■ STATED GOAL:
Transcribe the records that follow. Keep every word exactly, and drop the pictures.
<<<<
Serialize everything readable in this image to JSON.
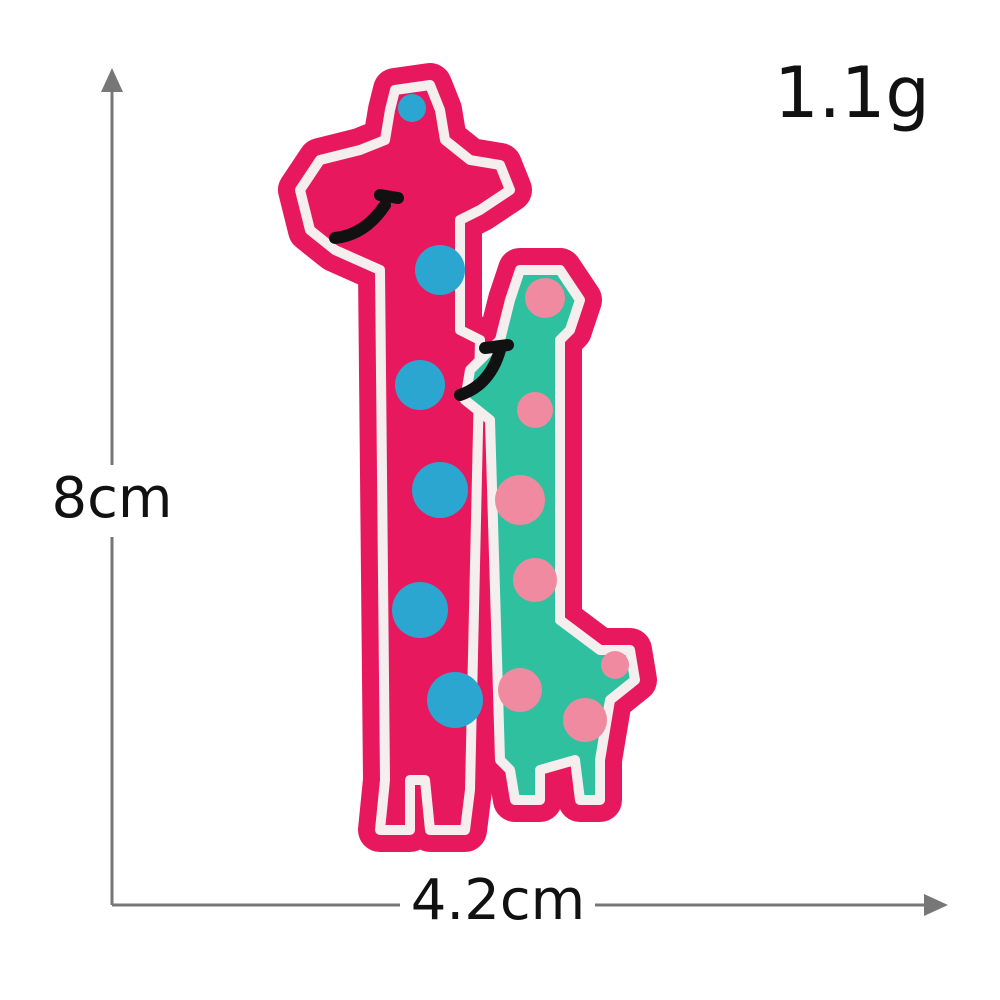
{
  "weight": "1.1g",
  "height": "8cm",
  "width": "4.2cm"
}
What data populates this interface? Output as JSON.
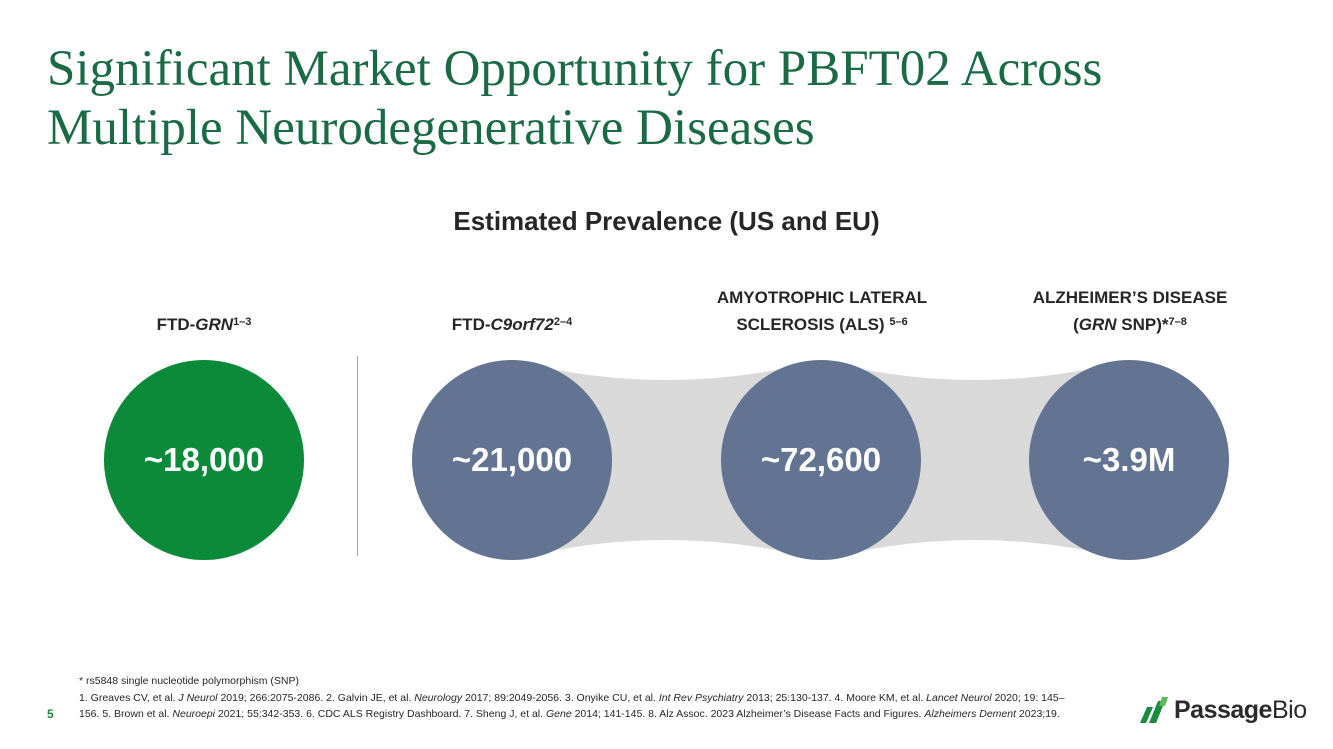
>>>>
■ RESPONSE TO THIS EXERCISE:
Serialize everything readable in this image to JSON.
{
  "weight": "1.1g",
  "height": "8cm",
  "width": "4.2cm"
}
What data populates this interface? Output as JSON.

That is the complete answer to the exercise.